-- DIRECTIVE --
Answer with one number only: the number of lines that contain "人体能有意识地控制排尿".

-- WORKING DATA --

_ _ _

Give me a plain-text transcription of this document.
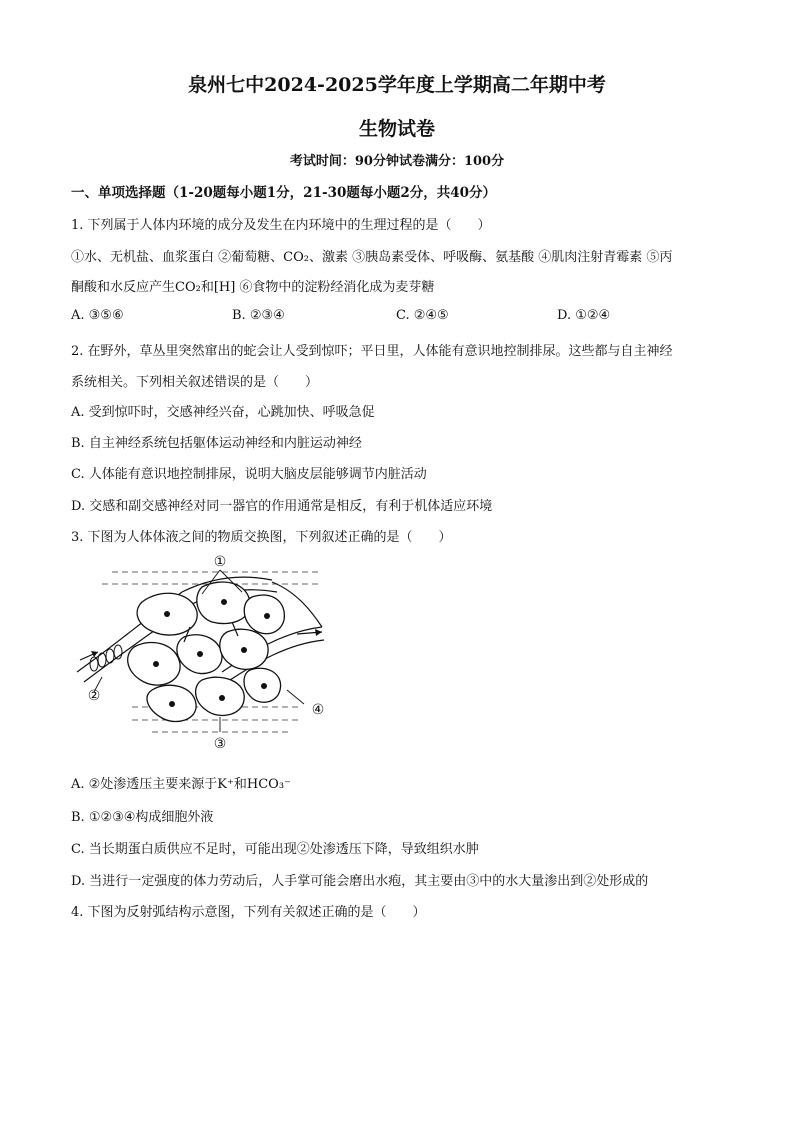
泉州七中2024-2025学年度上学期高二年期中考
生物试卷
考试时间：90分钟试卷满分：100分
一、单项选择题（1-20题每小题1分，21-30题每小题2分，共40分）
1. 下列属于人体内环境的成分及发生在内环境中的生理过程的是（　　）
①水、无机盐、血浆蛋白 ②葡萄糖、CO₂、激素 ③胰岛素受体、呼吸酶、氨基酸 ④肌肉注射青霉素 ⑤丙
酮酸和水反应产生CO₂和[H] ⑥食物中的淀粉经消化成为麦芽糖
A. ③⑤⑥	B. ②③④	C. ②④⑤	D. ①②④
2. 在野外，草丛里突然窜出的蛇会让人受到惊吓；平日里，人体能有意识地控制排尿。这些都与自主神经
系统相关。下列相关叙述错误的是（　　）
A. 受到惊吓时，交感神经兴奋，心跳加快、呼吸急促
B. 自主神经系统包括躯体运动神经和内脏运动神经
C. 人体能有意识地控制排尿，说明大脑皮层能够调节内脏活动
D. 交感和副交感神经对同一器官的作用通常是相反，有利于机体适应环境
3. 下图为人体体液之间的物质交换图，下列叙述正确的是（　　）
①
②
③
④
A. ②处渗透压主要来源于K⁺和HCO₃⁻
B. ①②③④构成细胞外液
C. 当长期蛋白质供应不足时，可能出现②处渗透压下降，导致组织水肿
D. 当进行一定强度的体力劳动后，人手掌可能会磨出水疱，其主要由③中的水大量渗出到②处形成的
4. 下图为反射弧结构示意图，下列有关叙述正确的是（　　）
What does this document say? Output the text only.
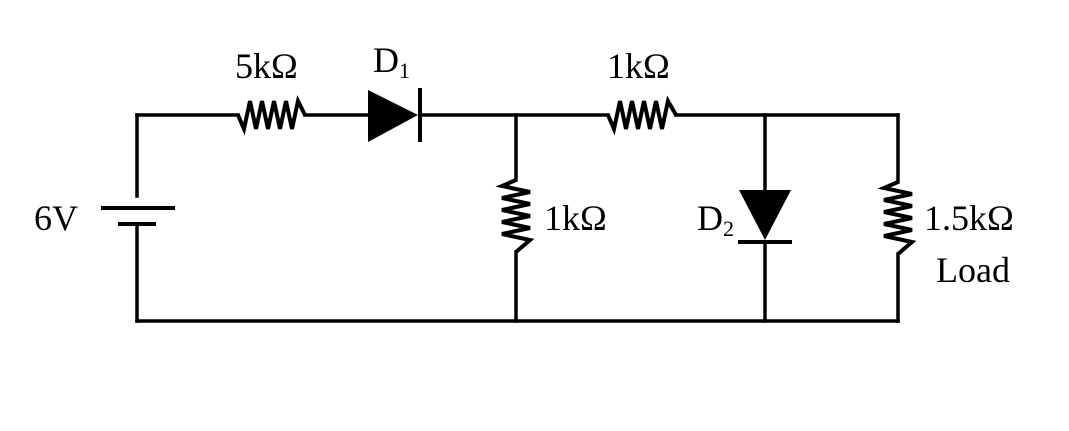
6V
5kΩ D1	1kΩ
1kΩ	D2	1.5kΩ
Load
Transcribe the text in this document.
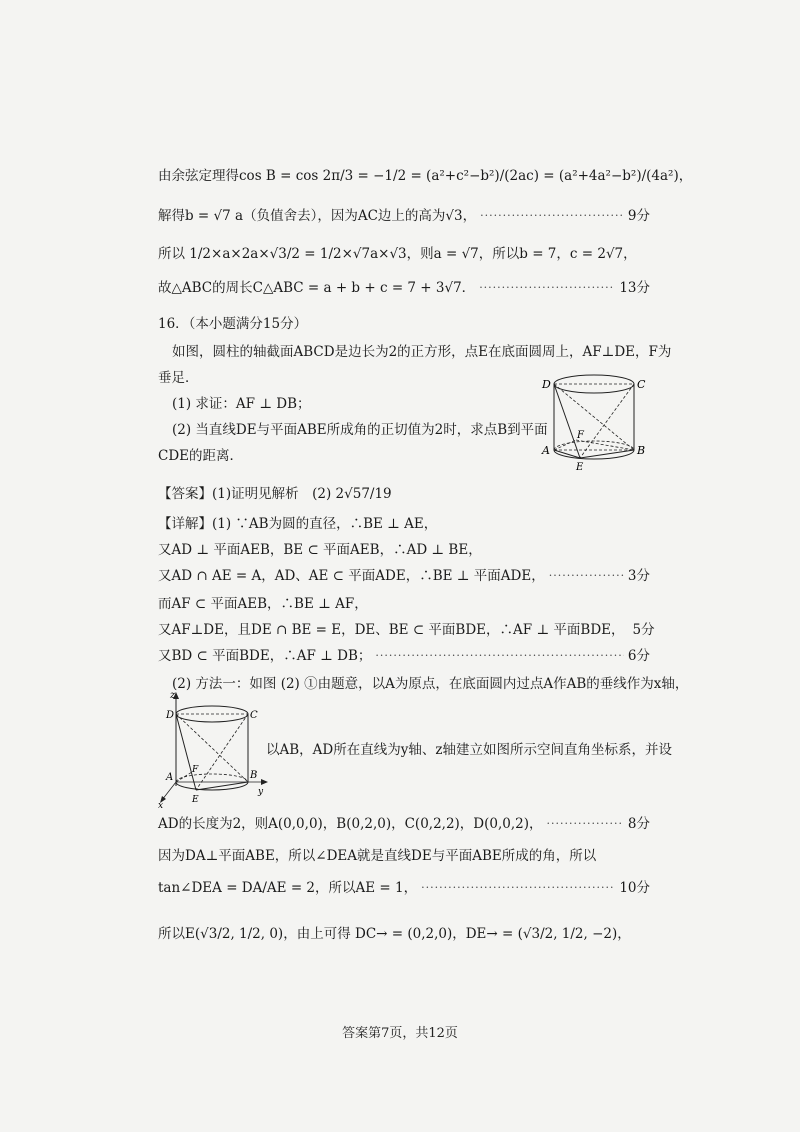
由余弦定理得cos B = cos 2π/3 = −1/2 = (a²+c²−b²)/(2ac) = (a²+4a²−b²)/(4a²)，
解得b = √7 a（负值舍去），因为AC边上的高为√3， ·····	9分
所以 1/2×a×2a×√3/2 = 1/2×√7a×√3，则a = √7，所以b = 7，c = 2√7，
故△ABC的周长C△ABC = a + b + c = 7 + 3√7． ·····	13分
16．（本小题满分15分）
如图，圆柱的轴截面ABCD是边长为2的正方形，点E在底面圆周上，AF⊥DE，F为
垂足．
(1) 求证：AF ⊥ DB；
(2) 当直线DE与平面ABE所成角的正切值为2时，求点B到平面
CDE的距离．
D	C
A	B
F
E
【答案】(1)证明见解析　(2) 2√57/19
【详解】(1) ∵AB为圆的直径，∴BE ⊥ AE，
又AD ⊥ 平面AEB，BE ⊂ 平面AEB，∴AD ⊥ BE，
又AD ∩ AE = A，AD、AE ⊂ 平面ADE，∴BE ⊥ 平面ADE， ·····	3分
而AF ⊂ 平面AEB，∴BE ⊥ AF，
又AF⊥DE，且DE ∩ BE = E，DE、BE ⊂ 平面BDE，∴AF ⊥ 平面BDE， 5分
又BD ⊂ 平面BDE，∴AF ⊥ DB； ·····	6分
(2) 方法一：如图 (2) ①由题意，以A为原点，在底面圆内过点A作AB的垂线作为x轴，
z
D	C
A	B
F
E
x
y
以AB，AD所在直线为y轴、z轴建立如图所示空间直角坐标系，并设
AD的长度为2，则A(0,0,0)，B(0,2,0)，C(0,2,2)，D(0,0,2)， ·····	8分
因为DA⊥平面ABE，所以∠DEA就是直线DE与平面ABE所成的角，所以
tan∠DEA = DA/AE = 2，所以AE = 1， ·····	10分
所以E(√3/2, 1/2, 0)，由上可得 DC→ = (0,2,0)，DE→ = (√3/2, 1/2, −2)，
答案第7页，共12页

_ _ _

-- ANSWER TO THE TASK --
2